# [Task instructions]
Word for word, copy all the data and drop the pictures.

Dataset items

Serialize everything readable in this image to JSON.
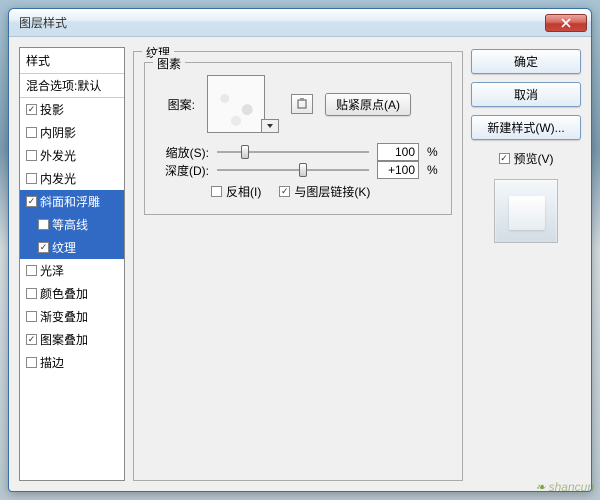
{
  "window": {
    "title": "图层样式"
  },
  "sidebar": {
    "header": "样式",
    "blend_default": "混合选项:默认",
    "items": [
      {
        "label": "投影",
        "checked": true
      },
      {
        "label": "内阴影",
        "checked": false
      },
      {
        "label": "外发光",
        "checked": false
      },
      {
        "label": "内发光",
        "checked": false
      },
      {
        "label": "斜面和浮雕",
        "checked": true,
        "selected_group": true
      },
      {
        "label": "等高线",
        "checked": false,
        "sub": true
      },
      {
        "label": "纹理",
        "checked": true,
        "sub": true,
        "selected": true
      },
      {
        "label": "光泽",
        "checked": false
      },
      {
        "label": "颜色叠加",
        "checked": false
      },
      {
        "label": "渐变叠加",
        "checked": false
      },
      {
        "label": "图案叠加",
        "checked": true
      },
      {
        "label": "描边",
        "checked": false
      }
    ]
  },
  "texture": {
    "title": "纹理",
    "elements_title": "图素",
    "pattern_label": "图案:",
    "snap_origin_btn": "贴紧原点(A)",
    "scale_label": "缩放(S):",
    "scale_value": "100",
    "scale_unit": "%",
    "depth_label": "深度(D):",
    "depth_value": "+100",
    "depth_unit": "%",
    "invert_label": "反相(I)",
    "invert_checked": false,
    "link_label": "与图层链接(K)",
    "link_checked": true
  },
  "buttons": {
    "ok": "确定",
    "cancel": "取消",
    "new_style": "新建样式(W)...",
    "preview": "预览(V)"
  },
  "watermark": "shancun"
}
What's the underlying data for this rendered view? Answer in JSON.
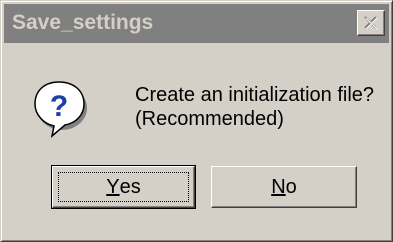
{
  "window": {
    "title": "Save_settings",
    "close_icon": "close-x-icon"
  },
  "message": {
    "icon": "question-icon",
    "line1": "Create an initialization file?",
    "line2": "(Recommended)"
  },
  "buttons": {
    "yes": {
      "mnemonic": "Y",
      "rest": "es",
      "focused": true
    },
    "no": {
      "mnemonic": "N",
      "rest": "o",
      "focused": false
    }
  },
  "colors": {
    "face": "#d4d0c8",
    "titlebar_inactive": "#808080",
    "icon_blue": "#1c3ea8"
  }
}
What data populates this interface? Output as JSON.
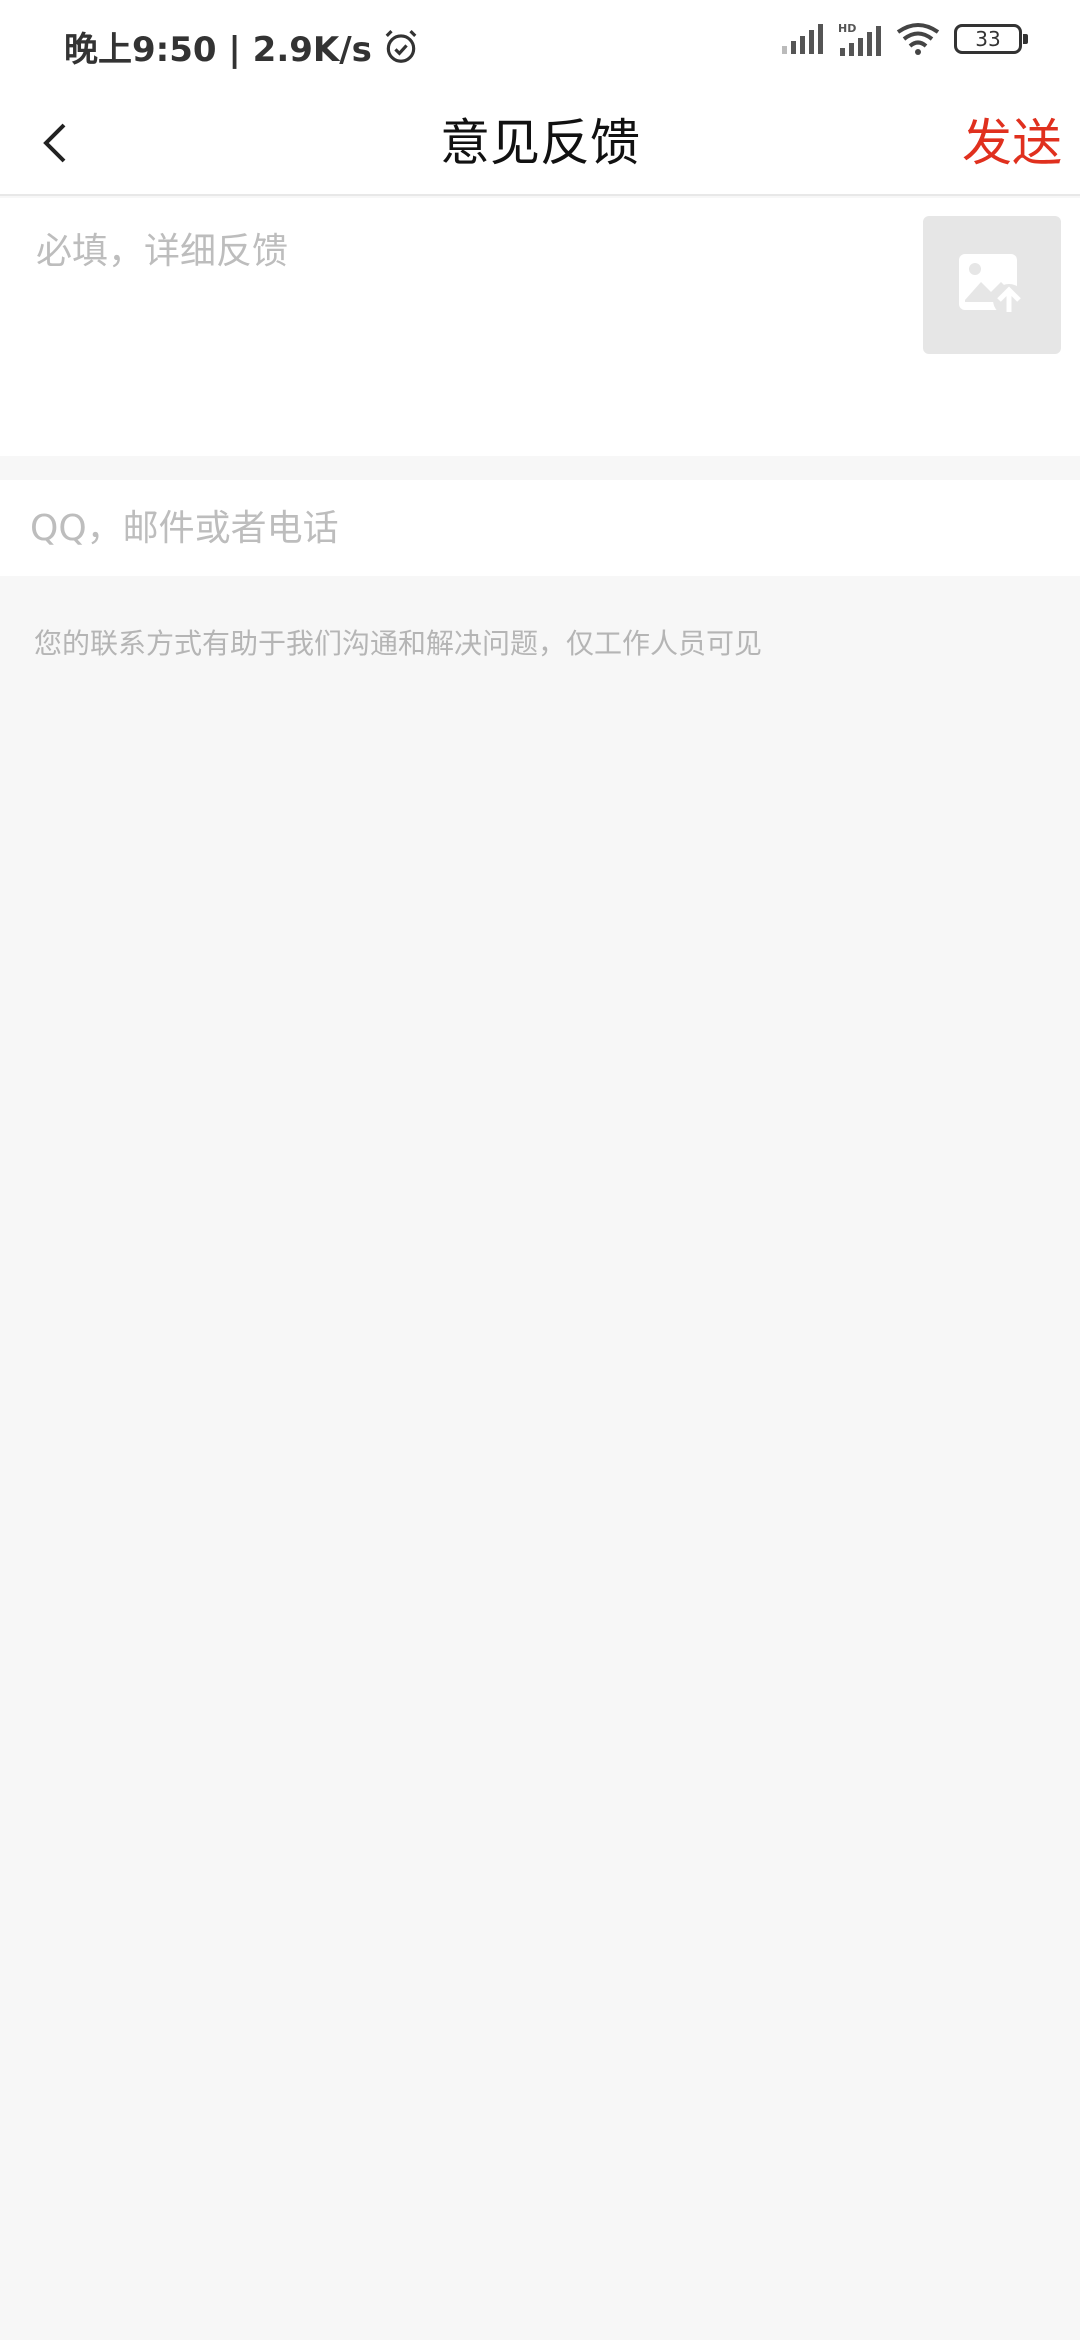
{
  "status_bar": {
    "time_speed": "晚上9:50 | 2.9K/s",
    "battery_level": "33",
    "icons": [
      "alarm-icon",
      "signal-icon",
      "hd-signal-icon",
      "wifi-icon",
      "battery-icon"
    ]
  },
  "header": {
    "title": "意见反馈",
    "send_label": "发送",
    "accent_color": "#e0301e"
  },
  "feedback": {
    "placeholder": "必填，详细反馈",
    "value": ""
  },
  "contact": {
    "placeholder": "QQ，邮件或者电话",
    "value": ""
  },
  "hint": "您的联系方式有助于我们沟通和解决问题，仅工作人员可见"
}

# [Solution to this problem]
Serialize everything readable in this image to JSON.
{
  "window": {
    "title": "图层样式"
  },
  "sidebar": {
    "header": "样式",
    "blend_default": "混合选项:默认",
    "items": [
      {
        "label": "投影",
        "checked": true
      },
      {
        "label": "内阴影",
        "checked": false
      },
      {
        "label": "外发光",
        "checked": false
      },
      {
        "label": "内发光",
        "checked": false
      },
      {
        "label": "斜面和浮雕",
        "checked": true,
        "selected_group": true
      },
      {
        "label": "等高线",
        "checked": false,
        "sub": true
      },
      {
        "label": "纹理",
        "checked": true,
        "sub": true,
        "selected": true
      },
      {
        "label": "光泽",
        "checked": false
      },
      {
        "label": "颜色叠加",
        "checked": false
      },
      {
        "label": "渐变叠加",
        "checked": false
      },
      {
        "label": "图案叠加",
        "checked": true
      },
      {
        "label": "描边",
        "checked": false
      }
    ]
  },
  "texture": {
    "title": "纹理",
    "elements_title": "图素",
    "pattern_label": "图案:",
    "snap_origin_btn": "贴紧原点(A)",
    "scale_label": "缩放(S):",
    "scale_value": "100",
    "scale_unit": "%",
    "depth_label": "深度(D):",
    "depth_value": "+100",
    "depth_unit": "%",
    "invert_label": "反相(I)",
    "invert_checked": false,
    "link_label": "与图层链接(K)",
    "link_checked": true
  },
  "buttons": {
    "ok": "确定",
    "cancel": "取消",
    "new_style": "新建样式(W)...",
    "preview": "预览(V)"
  },
  "watermark": "shancun"
}
What's the underlying data for this rendered view? Answer in JSON.
{
  "window": {
    "title": "Save_settings",
    "close_icon": "close-x-icon"
  },
  "message": {
    "icon": "question-icon",
    "line1": "Create an initialization file?",
    "line2": "(Recommended)"
  },
  "buttons": {
    "yes": {
      "mnemonic": "Y",
      "rest": "es",
      "focused": true
    },
    "no": {
      "mnemonic": "N",
      "rest": "o",
      "focused": false
    }
  },
  "colors": {
    "face": "#d4d0c8",
    "titlebar_inactive": "#808080",
    "icon_blue": "#1c3ea8"
  }
}
What data populates this interface? Output as JSON.
{
  "status_bar": {
    "time_speed": "晚上9:50 | 2.9K/s",
    "battery_level": "33",
    "icons": [
      "alarm-icon",
      "signal-icon",
      "hd-signal-icon",
      "wifi-icon",
      "battery-icon"
    ]
  },
  "header": {
    "title": "意见反馈",
    "send_label": "发送",
    "accent_color": "#e0301e"
  },
  "feedback": {
    "placeholder": "必填，详细反馈",
    "value": ""
  },
  "contact": {
    "placeholder": "QQ，邮件或者电话",
    "value": ""
  },
  "hint": "您的联系方式有助于我们沟通和解决问题，仅工作人员可见"
}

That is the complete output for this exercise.